Copy out all lines that hold "lupine".

--------------------

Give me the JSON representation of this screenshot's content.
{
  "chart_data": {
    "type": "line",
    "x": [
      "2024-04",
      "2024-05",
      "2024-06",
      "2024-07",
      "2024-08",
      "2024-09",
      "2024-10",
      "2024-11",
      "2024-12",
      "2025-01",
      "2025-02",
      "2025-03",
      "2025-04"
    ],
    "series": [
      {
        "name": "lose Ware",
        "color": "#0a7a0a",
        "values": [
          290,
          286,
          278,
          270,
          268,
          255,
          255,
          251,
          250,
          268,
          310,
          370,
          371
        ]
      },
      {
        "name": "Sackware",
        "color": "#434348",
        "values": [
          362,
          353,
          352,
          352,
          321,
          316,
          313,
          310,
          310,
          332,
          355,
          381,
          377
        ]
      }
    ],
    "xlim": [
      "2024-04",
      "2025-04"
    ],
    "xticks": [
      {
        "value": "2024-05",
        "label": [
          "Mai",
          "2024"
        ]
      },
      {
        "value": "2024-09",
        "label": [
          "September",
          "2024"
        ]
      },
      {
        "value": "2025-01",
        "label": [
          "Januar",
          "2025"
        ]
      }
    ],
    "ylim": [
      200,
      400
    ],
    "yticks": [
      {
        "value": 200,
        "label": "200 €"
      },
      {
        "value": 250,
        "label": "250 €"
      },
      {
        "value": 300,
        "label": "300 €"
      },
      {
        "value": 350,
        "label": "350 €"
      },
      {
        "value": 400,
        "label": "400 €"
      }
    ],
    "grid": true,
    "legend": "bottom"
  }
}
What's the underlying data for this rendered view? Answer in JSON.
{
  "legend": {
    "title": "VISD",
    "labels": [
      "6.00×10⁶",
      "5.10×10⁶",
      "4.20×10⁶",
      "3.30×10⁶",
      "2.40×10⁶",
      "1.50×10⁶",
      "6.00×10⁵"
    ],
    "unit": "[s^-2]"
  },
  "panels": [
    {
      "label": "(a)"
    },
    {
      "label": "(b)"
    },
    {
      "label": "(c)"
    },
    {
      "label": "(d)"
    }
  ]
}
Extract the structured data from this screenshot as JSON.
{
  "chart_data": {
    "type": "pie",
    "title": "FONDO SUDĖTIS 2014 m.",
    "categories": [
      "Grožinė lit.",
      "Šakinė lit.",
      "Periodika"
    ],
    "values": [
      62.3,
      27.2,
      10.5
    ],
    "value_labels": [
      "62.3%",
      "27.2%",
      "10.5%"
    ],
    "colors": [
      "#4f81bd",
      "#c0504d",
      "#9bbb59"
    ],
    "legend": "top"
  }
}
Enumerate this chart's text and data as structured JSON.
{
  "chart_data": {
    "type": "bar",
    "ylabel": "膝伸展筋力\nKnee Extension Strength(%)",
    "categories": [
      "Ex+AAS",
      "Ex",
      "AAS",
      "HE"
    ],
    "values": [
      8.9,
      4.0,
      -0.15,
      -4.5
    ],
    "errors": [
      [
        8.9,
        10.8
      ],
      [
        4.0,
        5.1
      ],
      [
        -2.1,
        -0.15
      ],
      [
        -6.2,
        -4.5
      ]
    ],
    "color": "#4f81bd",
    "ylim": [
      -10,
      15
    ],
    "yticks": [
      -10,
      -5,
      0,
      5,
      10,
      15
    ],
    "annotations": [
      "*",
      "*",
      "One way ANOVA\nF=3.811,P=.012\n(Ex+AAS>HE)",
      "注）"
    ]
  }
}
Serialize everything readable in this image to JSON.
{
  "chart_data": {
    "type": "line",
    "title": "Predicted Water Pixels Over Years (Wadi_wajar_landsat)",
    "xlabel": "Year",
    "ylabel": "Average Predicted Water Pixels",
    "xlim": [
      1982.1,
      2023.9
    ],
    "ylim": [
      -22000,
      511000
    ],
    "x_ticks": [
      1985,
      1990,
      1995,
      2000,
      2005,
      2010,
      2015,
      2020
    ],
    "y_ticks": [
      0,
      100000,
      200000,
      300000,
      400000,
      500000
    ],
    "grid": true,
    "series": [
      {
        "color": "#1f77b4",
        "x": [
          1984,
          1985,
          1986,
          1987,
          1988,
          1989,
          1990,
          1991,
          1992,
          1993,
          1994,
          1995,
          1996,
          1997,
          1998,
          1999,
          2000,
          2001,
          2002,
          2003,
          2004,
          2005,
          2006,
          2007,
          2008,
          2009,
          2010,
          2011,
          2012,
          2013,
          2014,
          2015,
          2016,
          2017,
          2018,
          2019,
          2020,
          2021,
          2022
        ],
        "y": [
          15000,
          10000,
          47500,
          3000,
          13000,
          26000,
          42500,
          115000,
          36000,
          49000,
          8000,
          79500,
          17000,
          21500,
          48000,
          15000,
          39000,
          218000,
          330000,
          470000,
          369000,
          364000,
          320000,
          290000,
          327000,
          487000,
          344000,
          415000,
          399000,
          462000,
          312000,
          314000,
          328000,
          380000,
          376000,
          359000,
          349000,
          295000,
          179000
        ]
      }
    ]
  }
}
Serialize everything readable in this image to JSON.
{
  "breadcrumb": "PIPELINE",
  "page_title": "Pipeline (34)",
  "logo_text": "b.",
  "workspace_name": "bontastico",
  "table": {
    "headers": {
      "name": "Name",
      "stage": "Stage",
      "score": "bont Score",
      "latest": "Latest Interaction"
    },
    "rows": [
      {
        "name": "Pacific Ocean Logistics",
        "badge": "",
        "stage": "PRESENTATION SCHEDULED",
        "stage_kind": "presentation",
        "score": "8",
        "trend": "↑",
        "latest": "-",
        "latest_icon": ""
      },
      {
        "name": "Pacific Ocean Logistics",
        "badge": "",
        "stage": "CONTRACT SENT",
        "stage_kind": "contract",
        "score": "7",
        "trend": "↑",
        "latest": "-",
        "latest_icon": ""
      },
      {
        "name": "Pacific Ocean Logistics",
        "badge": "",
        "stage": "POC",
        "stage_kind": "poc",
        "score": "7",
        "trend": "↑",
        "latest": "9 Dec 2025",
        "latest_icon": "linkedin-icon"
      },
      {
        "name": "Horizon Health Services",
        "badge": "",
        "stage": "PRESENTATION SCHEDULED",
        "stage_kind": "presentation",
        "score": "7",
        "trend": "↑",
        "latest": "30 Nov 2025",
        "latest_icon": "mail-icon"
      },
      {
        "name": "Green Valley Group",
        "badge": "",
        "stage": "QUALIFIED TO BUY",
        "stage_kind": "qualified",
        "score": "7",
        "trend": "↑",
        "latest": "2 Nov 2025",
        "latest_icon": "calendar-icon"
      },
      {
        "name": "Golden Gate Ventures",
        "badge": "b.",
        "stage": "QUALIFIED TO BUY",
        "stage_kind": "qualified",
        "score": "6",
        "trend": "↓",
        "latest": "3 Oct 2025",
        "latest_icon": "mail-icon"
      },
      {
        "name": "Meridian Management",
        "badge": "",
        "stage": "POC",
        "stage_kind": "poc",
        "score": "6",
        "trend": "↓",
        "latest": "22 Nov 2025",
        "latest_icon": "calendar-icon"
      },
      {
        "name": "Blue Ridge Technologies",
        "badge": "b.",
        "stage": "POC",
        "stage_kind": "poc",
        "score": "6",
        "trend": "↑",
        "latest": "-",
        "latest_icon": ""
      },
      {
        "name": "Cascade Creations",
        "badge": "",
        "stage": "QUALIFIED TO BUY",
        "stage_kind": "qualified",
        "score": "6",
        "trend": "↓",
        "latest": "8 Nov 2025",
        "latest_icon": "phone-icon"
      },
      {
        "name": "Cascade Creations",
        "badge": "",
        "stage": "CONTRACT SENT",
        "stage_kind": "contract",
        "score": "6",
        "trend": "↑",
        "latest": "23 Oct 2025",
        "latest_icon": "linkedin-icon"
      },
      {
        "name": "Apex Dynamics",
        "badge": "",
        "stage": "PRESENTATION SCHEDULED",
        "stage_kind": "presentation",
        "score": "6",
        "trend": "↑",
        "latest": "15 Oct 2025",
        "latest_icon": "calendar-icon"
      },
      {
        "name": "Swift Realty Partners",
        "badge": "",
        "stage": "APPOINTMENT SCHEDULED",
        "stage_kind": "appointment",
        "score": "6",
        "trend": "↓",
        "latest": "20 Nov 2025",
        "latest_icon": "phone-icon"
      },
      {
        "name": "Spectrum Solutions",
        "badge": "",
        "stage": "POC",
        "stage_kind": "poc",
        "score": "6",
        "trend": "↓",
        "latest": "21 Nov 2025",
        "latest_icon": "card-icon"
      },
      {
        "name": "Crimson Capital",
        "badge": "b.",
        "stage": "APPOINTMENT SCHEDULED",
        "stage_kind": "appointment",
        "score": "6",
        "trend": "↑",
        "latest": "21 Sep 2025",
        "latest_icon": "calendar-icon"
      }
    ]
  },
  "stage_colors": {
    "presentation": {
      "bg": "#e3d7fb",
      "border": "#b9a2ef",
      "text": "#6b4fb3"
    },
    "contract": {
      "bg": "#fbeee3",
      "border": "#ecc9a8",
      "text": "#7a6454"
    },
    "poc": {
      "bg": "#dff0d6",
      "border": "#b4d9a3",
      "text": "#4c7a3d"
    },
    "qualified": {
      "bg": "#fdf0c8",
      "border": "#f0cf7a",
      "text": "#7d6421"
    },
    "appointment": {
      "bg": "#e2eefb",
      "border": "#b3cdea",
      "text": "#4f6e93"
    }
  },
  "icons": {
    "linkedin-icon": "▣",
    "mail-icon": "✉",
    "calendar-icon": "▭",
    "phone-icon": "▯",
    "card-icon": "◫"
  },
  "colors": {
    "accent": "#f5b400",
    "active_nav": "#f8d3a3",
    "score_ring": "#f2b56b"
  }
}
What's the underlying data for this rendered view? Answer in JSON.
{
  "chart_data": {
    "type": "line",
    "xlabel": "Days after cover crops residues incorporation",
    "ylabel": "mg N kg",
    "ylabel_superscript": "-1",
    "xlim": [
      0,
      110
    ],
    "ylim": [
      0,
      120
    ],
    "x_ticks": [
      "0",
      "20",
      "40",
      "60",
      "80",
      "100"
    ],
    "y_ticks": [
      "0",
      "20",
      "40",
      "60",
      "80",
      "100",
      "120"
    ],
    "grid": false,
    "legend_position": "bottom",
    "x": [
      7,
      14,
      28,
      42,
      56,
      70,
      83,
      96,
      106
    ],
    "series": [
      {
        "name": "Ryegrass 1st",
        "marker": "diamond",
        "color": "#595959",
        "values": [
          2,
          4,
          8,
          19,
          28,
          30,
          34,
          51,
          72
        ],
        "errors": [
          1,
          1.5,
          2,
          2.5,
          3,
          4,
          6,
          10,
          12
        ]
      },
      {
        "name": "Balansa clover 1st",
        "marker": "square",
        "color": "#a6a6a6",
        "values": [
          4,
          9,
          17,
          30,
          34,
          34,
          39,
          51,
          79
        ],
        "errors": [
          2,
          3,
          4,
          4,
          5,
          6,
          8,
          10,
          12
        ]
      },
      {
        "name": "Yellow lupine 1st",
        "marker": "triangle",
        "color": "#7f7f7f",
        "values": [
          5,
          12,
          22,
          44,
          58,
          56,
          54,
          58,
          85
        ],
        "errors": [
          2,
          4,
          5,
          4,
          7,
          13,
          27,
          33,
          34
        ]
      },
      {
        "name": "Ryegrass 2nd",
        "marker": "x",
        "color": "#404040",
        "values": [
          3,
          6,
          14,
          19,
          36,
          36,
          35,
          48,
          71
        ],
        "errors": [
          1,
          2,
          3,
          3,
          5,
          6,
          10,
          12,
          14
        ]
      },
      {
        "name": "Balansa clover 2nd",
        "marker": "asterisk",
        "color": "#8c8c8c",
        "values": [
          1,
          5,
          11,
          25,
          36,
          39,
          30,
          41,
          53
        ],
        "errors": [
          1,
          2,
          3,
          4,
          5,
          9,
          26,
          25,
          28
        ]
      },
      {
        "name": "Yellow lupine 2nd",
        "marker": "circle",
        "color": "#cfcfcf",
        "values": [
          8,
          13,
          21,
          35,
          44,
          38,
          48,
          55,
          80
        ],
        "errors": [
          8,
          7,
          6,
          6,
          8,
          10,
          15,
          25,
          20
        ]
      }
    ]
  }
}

--------------------

### PROBLEM SOLUTION
        "name": "Yellow lupine 1st",
        "name": "Yellow lupine 2nd",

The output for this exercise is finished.